▶ [题目要求]: 把这篇谈严歌苓笔下女性形象的文章接着往下写，从最后一句后面开始。

摘要:作为20世纪80年代以来“新移民文学”最具代表的作家之一,严歌苓及其笔下的“花儿与少年”以一种独特的气质立身于北美華文作家群。她虽身处北美,但其写作重点仍多为“大陆经验”,创作出了一系列纯粹的“大陆故事”。而在那些仅以北美生活为背景的作品中,更是把笔锋偏向了“大陆人”中间,如《花儿与少年》中的徐晚江与洪敏二人,流露出了新移民形象对北美社会的“融入不了”。“身在北美,书写大陆”是对严歌苓及其作品最深刻的写照,在她的作品中往往都有着一种强烈的“大陆”气质。严歌苓笔下的“花儿与少年”是活着的、有个性的,在美国华文文学中独树一帜。

关键词:严歌苓;女性;《花儿与少年》;“花儿”;个性

作家严歌苓以自己可谓是传奇的一生作为素材,塑造了无数个性鲜明且极具张力的女性形象,个个跃然纸上,无不是用自己的笔墨书写着具有“严歌苓式”风味的女性故事,为美国华文文学画上了浓墨重彩的一笔。

一、走近作家——严歌苓

严歌苓,海外华文文学史上一位传奇的女性。很难想象,她既是部队跳红色芭蕾舞的文艺女兵,也是对越自卫反击战前线的一名战地记者,更是一名作家与专业编剧。人生多年来的沉淀与积累、各行各业的闯荡与阅历、直接或间接的经历和经验都成为了她文学创作的无限源泉,这也正是她的女性小说在华文文学中独树一帜的根本原因。在她的作品中,无论是对大陆与北美文化魅力的独到见解,还是对爱情和人性的探索与思考,都体现了她深刻的哲思与批判意识,流露出了只属于严歌苓一人的独有气质。

“在一个男权社会里,她为女性群体发出了最理智的声音。”

的确,纵观严歌苓的作品,她的笔下从来不乏个性鲜明的女性角色和颠覆传统女性小说千百年来套路的故事情节。她说,“女人比男人有写头,因为她们更无定数,更直觉,更性情化。”在她的文学世界里,不再是王子拯救灰姑娘,也不再有阿尔芒拯救玛格丽特,而更多的则是女性的自我觉醒、救赎与解放。秦淮河上的犹抱琵琶半遮面的“金陵十三钗”,在侵略者的蛮横肆虐面前,以血性方刚之气毅然赴一场“鸿门宴”,如此,既是保全教堂女学生们的性命,更是一场悲壮的自我救赎。

▶ [数据条目]:
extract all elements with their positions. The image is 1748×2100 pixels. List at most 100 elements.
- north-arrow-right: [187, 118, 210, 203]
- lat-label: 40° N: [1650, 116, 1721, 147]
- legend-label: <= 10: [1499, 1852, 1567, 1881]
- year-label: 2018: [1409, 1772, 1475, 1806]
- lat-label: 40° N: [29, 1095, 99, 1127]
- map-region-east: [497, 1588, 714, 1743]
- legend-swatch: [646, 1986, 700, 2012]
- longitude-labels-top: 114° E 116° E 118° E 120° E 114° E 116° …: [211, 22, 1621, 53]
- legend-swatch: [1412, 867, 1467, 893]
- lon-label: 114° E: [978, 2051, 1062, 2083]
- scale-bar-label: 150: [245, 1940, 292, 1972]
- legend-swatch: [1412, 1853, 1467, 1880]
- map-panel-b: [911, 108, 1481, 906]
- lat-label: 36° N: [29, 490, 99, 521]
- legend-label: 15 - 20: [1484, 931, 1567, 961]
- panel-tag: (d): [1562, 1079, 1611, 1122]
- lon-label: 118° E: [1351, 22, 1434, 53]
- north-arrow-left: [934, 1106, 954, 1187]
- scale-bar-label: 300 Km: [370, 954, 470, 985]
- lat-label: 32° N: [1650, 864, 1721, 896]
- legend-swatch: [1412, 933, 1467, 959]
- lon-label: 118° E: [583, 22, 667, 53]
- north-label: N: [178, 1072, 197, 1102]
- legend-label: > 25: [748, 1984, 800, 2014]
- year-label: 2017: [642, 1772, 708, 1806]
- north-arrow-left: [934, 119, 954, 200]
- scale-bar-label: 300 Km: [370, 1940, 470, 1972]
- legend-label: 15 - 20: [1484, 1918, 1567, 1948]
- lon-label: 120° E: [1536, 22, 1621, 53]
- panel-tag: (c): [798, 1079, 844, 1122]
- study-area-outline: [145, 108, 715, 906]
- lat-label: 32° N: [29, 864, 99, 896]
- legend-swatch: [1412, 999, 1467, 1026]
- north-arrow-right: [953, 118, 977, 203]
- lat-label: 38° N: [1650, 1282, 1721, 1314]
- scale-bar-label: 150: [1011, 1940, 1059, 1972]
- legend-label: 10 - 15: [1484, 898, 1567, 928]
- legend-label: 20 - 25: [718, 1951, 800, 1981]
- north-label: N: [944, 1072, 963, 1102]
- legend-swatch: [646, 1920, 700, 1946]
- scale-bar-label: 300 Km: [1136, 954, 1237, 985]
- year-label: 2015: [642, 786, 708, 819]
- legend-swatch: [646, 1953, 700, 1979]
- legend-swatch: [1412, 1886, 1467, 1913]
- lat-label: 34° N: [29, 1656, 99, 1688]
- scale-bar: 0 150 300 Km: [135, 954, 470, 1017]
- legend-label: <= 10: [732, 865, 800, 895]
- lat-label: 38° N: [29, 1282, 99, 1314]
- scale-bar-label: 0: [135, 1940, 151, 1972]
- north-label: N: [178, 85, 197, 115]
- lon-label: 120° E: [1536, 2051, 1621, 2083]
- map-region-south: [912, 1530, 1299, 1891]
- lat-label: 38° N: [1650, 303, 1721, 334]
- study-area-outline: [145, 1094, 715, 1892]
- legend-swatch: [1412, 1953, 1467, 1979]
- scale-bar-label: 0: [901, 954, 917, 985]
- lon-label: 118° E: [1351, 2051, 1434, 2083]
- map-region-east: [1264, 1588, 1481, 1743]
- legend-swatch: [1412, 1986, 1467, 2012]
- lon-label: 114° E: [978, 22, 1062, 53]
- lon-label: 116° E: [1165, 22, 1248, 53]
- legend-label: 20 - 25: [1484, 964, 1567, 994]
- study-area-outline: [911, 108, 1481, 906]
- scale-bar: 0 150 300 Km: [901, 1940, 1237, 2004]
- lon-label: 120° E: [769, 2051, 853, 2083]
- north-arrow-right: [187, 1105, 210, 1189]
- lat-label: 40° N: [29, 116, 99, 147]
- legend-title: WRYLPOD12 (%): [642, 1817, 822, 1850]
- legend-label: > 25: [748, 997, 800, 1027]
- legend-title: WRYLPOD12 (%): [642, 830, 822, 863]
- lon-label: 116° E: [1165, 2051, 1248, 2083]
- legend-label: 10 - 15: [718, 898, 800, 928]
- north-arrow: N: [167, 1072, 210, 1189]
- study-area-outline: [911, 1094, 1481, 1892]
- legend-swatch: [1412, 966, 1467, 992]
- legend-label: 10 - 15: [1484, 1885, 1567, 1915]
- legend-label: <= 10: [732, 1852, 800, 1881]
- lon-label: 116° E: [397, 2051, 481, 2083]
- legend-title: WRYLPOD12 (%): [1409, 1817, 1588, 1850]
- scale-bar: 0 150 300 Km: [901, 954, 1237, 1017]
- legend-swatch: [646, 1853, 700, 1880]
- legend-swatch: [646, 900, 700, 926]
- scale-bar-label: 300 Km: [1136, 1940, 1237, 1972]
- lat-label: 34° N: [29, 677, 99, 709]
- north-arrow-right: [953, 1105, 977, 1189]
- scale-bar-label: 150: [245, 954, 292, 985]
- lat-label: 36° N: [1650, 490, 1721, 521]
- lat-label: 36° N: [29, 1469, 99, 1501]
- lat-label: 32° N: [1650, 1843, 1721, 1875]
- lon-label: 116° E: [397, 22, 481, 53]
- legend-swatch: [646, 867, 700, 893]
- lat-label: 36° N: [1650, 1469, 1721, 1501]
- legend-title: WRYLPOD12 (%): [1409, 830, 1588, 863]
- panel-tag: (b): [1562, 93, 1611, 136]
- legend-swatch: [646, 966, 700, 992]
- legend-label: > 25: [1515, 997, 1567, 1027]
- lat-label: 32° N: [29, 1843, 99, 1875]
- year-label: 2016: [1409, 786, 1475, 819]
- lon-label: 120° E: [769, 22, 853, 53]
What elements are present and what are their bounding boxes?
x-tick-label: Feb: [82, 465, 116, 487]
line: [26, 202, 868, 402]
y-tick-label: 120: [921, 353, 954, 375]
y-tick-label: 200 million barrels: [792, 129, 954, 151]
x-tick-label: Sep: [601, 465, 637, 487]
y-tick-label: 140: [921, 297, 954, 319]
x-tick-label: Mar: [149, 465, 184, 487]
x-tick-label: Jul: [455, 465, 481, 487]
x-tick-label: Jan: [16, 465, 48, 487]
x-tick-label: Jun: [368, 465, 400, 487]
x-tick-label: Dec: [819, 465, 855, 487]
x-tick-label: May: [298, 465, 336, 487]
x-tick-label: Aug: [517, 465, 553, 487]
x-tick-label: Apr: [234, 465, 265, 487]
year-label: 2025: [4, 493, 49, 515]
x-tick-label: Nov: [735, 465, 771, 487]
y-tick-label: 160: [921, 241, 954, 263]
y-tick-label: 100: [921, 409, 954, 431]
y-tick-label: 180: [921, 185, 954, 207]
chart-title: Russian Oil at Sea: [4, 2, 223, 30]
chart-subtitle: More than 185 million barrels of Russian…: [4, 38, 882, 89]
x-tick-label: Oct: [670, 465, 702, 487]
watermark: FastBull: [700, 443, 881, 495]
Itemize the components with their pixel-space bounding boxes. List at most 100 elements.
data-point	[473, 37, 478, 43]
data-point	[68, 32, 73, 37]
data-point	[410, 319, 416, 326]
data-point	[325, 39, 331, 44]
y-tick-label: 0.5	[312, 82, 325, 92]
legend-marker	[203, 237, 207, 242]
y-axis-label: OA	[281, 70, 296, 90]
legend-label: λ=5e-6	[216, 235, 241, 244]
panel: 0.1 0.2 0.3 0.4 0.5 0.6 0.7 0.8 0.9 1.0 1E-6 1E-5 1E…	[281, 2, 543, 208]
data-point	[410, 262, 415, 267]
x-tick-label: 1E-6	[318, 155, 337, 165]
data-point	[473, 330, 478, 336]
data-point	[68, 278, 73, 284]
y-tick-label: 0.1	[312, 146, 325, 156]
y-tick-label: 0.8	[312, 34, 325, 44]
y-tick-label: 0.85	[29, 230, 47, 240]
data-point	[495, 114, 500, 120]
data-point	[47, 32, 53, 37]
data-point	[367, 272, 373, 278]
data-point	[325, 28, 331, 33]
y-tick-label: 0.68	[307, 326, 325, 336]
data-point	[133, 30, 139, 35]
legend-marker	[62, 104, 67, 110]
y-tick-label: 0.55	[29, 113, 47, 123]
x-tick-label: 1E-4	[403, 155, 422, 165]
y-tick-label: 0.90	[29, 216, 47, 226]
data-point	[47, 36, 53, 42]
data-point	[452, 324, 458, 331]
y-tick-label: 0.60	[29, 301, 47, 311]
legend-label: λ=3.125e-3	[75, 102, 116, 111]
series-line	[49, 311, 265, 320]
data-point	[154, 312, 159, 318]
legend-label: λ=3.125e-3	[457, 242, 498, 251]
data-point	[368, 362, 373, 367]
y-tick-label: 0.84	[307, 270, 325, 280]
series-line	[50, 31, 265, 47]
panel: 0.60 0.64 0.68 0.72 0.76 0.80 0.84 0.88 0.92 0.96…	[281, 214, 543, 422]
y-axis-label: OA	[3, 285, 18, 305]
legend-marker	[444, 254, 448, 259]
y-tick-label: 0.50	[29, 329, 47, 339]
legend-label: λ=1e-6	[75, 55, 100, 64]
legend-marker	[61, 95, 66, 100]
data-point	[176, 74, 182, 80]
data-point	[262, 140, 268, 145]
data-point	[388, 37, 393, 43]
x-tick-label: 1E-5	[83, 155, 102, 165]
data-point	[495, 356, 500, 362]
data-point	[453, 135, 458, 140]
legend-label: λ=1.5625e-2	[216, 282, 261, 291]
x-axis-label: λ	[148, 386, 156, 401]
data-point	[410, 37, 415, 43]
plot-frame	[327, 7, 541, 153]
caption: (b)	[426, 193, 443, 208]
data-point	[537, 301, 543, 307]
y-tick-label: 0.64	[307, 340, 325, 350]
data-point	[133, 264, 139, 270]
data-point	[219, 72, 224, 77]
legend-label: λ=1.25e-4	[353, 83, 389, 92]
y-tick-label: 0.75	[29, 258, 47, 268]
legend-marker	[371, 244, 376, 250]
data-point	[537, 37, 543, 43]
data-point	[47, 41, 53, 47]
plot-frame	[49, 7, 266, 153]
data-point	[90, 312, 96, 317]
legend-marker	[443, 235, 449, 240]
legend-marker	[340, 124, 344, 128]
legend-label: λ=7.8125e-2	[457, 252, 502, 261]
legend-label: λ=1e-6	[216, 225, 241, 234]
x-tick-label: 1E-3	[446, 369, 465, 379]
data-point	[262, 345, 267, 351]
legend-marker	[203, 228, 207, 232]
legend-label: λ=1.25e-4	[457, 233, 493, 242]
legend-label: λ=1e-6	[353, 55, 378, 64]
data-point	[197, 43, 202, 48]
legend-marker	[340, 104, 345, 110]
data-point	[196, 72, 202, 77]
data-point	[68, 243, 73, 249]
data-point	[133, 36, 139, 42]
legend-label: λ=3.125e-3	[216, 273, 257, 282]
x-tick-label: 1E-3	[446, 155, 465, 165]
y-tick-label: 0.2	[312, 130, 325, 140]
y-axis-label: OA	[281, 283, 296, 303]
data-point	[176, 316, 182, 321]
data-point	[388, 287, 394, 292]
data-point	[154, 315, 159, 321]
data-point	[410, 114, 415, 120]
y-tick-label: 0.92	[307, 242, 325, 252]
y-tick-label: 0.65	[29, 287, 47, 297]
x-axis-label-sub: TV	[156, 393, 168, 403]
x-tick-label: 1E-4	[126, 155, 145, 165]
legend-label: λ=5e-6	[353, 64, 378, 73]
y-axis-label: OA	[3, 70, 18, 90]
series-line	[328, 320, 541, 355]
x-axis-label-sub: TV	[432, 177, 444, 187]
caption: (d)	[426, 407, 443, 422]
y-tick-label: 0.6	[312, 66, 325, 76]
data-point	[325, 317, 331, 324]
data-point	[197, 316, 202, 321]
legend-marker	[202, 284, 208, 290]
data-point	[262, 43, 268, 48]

▶ [练习结果]:
二、《花儿与少年》——二十一世纪的“雷雨”[1]

“开成花灾的玫瑰不是灿烂,而是荒凉。”

《花儿与少年》是作家严歌苓的创作世界的冰山一角,但也独具特色。小说中的“花儿”名叫徐晚江,“少年”名为洪敏,在一次机缘巧合中,两人与美国人瀚夫瑞相识,晚江为了追求物质上的幸福,与丈夫洪敏离婚,远嫁美国。十年后,前夫来到美国,在两个家庭的抉择下,徐晚江竟发现自己内心深处爱着的依旧还是她的那个“少年”和她自己的孩子们……

小说以“花儿”徐晚江和“少年”洪敏的爱情为线索,穿插进了美国人瀚夫瑞、儿子九华、女儿仁仁等主要人物,不管是人物性格的鲜明突出,还是故事情节的跌宕起伏,都使得这部小说具有着浓厚的严歌苓式的风味。

“花儿”徐晚江是军区的一名舞蹈演员,而严歌苓也曾是一名部队里跳红色芭蕾舞的文艺兵,所以徐晚江的身上就或多或少有些作者自己的影子;“她”为了追求物质上的幸福远嫁美国更是与严歌苓远渡重洋定居美国的经历高度契合。不难想象,作者严歌苓或许在借着这样一部作品诉说着属于自己的些许故事。

“枯燥乏味的资产阶级家庭,专横的老人和激情的少妇,温情脉脉的面纱下对生命的严酷压制,逃脱的冲动和反抗的恶意,暧昧的天伦险境……”[2]

细细读来,严歌苓的《花儿与少年》似有几分曹禺《雷雨》的影子。徐晚江带着儿子女儿远嫁美国,嫁给了一个足足大了自己三十岁的美国老男人,却把心留在了大陆,留在了前夫洪敏和自己的儿女身上。她和洪敏时不时地通过各种手段在暗地里“偷”着联系,两人通话的电话铃声与《雷雨》中一声声震天的雷鸣一样惊心动魄;瀚夫瑞的儿子路易又对这对中国母女迷得深沉。尽管冒着被现任丈夫瀚夫瑞这个“正义世界”的“法官”发现的危险,他们也都享受着这种“地下世界”的快乐,享受着成为一个怀着猥琐快感的欺骗者。“花儿”与“少年”更是慢慢地产生了期盼瀚夫瑞死后继承其遗产的“恶念”,而这样的恶念并非是预谋,而是随着事情地推进一步步失去控制、一步步沉沦。就这样,他们一直过着一种危险与幸福共存的双重生活。唯一与《雷雨》有所出入的地方,便是《花儿与少年》并没有一个悲惨的结局,甚至没有结局,故事戛然而止,仅停留在那层“窗户纸”将破未破之时……

三、严歌苓笔下的“花儿”与“少年”——个性鲜明、极具张力

不仅是《花儿与少年》一部作品中的人物形象如此,纵观严歌苓的作品,不难发现,其中满是个性鲜明、极具张力的“花儿”和“少年”们,他们构成了严歌苓在不同时期或不同创作背景下的文学世界。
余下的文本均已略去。